Dataset rows about figures:
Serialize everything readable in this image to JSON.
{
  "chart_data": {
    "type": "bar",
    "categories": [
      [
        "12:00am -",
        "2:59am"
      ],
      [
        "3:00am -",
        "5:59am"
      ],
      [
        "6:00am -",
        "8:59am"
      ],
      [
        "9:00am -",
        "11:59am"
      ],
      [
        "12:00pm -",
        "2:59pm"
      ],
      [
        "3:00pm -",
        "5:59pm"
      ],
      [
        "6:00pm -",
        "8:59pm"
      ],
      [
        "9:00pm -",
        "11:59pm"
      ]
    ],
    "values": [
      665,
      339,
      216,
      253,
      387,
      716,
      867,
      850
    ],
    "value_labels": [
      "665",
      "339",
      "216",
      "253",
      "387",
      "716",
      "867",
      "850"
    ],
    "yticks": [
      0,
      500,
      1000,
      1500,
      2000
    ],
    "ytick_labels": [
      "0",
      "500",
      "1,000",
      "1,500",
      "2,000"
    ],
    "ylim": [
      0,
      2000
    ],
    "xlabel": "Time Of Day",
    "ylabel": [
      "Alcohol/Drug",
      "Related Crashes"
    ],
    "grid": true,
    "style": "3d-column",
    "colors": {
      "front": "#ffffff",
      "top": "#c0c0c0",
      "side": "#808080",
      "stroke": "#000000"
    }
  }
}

Goal of the exercise. Retype the material in full. Each word must match.

Reply.
Serialize everything readable in this image to JSON.
{
  "chart_data": {
    "type": "bar",
    "categories": [
      [
        "12:00am -",
        "2:59am"
      ],
      [
        "3:00am -",
        "5:59am"
      ],
      [
        "6:00am -",
        "8:59am"
      ],
      [
        "9:00am -",
        "11:59am"
      ],
      [
        "12:00pm -",
        "2:59pm"
      ],
      [
        "3:00pm -",
        "5:59pm"
      ],
      [
        "6:00pm -",
        "8:59pm"
      ],
      [
        "9:00pm -",
        "11:59pm"
      ]
    ],
    "values": [
      665,
      339,
      216,
      253,
      387,
      716,
      867,
      850
    ],
    "value_labels": [
      "665",
      "339",
      "216",
      "253",
      "387",
      "716",
      "867",
      "850"
    ],
    "yticks": [
      0,
      500,
      1000,
      1500,
      2000
    ],
    "ytick_labels": [
      "0",
      "500",
      "1,000",
      "1,500",
      "2,000"
    ],
    "ylim": [
      0,
      2000
    ],
    "xlabel": "Time Of Day",
    "ylabel": [
      "Alcohol/Drug",
      "Related Crashes"
    ],
    "grid": true,
    "style": "3d-column",
    "colors": {
      "front": "#ffffff",
      "top": "#c0c0c0",
      "side": "#808080",
      "stroke": "#000000"
    }
  }
}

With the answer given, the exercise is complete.